Look below and pull out each line with the word "rate".

-- Begin INPUT RECORDS --

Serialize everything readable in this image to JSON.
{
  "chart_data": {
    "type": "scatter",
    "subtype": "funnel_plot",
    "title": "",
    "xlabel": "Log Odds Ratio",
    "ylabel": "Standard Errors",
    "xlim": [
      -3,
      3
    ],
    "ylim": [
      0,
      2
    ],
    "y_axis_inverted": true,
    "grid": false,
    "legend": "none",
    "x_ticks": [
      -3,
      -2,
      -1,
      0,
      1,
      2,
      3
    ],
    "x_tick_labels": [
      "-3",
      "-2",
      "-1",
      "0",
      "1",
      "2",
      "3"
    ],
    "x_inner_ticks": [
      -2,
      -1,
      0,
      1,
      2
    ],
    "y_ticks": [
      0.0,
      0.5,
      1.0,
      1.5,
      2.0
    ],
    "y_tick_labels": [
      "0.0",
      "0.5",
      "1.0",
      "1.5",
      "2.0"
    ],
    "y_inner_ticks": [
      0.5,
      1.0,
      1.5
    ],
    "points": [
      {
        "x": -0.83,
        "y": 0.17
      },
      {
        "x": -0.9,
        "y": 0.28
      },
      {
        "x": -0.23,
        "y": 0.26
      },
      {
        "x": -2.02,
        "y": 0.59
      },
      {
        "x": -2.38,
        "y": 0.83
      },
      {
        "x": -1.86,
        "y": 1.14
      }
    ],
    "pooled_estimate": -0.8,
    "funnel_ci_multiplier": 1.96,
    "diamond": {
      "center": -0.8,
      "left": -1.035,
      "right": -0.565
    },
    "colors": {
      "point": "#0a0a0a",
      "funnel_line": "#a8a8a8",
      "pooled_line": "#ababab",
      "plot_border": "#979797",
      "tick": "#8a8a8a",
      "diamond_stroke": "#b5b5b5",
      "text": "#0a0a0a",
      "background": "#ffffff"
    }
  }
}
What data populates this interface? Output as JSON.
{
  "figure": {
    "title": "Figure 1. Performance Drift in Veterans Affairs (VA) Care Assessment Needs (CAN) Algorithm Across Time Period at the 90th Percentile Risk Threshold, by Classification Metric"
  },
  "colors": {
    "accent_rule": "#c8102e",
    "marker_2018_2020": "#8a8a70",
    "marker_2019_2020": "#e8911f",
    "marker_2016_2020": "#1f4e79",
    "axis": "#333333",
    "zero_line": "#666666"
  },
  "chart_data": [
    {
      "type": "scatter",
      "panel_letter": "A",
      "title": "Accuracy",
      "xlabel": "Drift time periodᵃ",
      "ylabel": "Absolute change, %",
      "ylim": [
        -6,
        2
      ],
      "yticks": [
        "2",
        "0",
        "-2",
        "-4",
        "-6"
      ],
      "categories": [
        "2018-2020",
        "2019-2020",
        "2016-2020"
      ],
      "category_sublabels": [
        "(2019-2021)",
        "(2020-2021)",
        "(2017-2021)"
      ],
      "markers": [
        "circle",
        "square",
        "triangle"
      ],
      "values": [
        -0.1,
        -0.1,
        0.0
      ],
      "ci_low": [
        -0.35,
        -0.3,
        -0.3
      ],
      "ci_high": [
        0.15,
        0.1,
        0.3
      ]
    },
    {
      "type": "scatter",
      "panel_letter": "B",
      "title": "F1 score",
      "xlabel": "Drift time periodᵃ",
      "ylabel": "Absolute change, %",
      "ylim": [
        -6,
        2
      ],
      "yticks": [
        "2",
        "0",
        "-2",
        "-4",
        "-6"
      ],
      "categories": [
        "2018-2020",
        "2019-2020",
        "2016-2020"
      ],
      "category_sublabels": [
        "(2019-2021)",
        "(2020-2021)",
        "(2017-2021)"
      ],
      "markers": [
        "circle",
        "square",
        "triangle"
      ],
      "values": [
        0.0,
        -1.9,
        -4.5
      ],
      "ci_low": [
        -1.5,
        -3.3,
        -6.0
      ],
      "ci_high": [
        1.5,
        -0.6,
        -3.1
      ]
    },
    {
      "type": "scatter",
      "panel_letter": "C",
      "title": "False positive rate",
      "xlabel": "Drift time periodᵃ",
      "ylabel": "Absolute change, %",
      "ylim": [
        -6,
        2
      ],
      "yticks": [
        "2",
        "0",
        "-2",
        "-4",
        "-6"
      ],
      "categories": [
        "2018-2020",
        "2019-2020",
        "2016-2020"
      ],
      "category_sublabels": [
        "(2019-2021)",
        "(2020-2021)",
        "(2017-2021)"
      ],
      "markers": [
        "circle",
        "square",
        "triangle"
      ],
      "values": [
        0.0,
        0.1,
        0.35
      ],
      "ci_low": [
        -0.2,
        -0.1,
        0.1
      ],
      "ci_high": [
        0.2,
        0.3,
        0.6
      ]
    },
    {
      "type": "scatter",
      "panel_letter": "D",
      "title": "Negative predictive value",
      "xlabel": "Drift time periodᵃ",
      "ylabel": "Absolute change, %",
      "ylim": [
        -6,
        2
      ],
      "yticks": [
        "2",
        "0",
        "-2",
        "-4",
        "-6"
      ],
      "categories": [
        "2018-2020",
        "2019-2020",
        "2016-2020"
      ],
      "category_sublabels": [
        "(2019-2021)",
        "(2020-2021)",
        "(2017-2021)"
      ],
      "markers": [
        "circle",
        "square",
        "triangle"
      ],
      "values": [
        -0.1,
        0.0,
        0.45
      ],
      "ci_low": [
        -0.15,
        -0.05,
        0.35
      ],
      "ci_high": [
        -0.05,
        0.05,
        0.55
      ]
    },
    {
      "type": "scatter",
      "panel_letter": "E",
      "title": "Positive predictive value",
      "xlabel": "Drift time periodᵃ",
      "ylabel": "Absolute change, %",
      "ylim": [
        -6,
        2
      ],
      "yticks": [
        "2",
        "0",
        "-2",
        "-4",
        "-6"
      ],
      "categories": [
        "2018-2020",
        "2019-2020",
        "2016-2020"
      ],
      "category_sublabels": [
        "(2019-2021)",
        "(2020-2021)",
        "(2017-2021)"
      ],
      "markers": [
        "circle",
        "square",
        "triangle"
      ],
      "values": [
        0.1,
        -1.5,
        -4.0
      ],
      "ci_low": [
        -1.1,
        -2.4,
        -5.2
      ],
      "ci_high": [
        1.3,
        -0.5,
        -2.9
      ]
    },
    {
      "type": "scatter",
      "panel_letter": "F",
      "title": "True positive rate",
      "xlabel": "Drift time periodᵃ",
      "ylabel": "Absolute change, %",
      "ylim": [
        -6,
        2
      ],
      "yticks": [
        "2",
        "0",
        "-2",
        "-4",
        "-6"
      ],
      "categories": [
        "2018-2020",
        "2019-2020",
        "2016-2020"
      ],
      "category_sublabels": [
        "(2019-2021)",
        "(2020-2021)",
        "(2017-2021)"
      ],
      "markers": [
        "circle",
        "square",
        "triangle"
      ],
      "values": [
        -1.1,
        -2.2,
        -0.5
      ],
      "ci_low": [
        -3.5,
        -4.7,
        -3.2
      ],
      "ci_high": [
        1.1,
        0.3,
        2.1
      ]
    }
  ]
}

-- End INPUT RECORDS --

_WORKED ANSWER_
      "title": "False positive rate",
      "title": "True positive rate",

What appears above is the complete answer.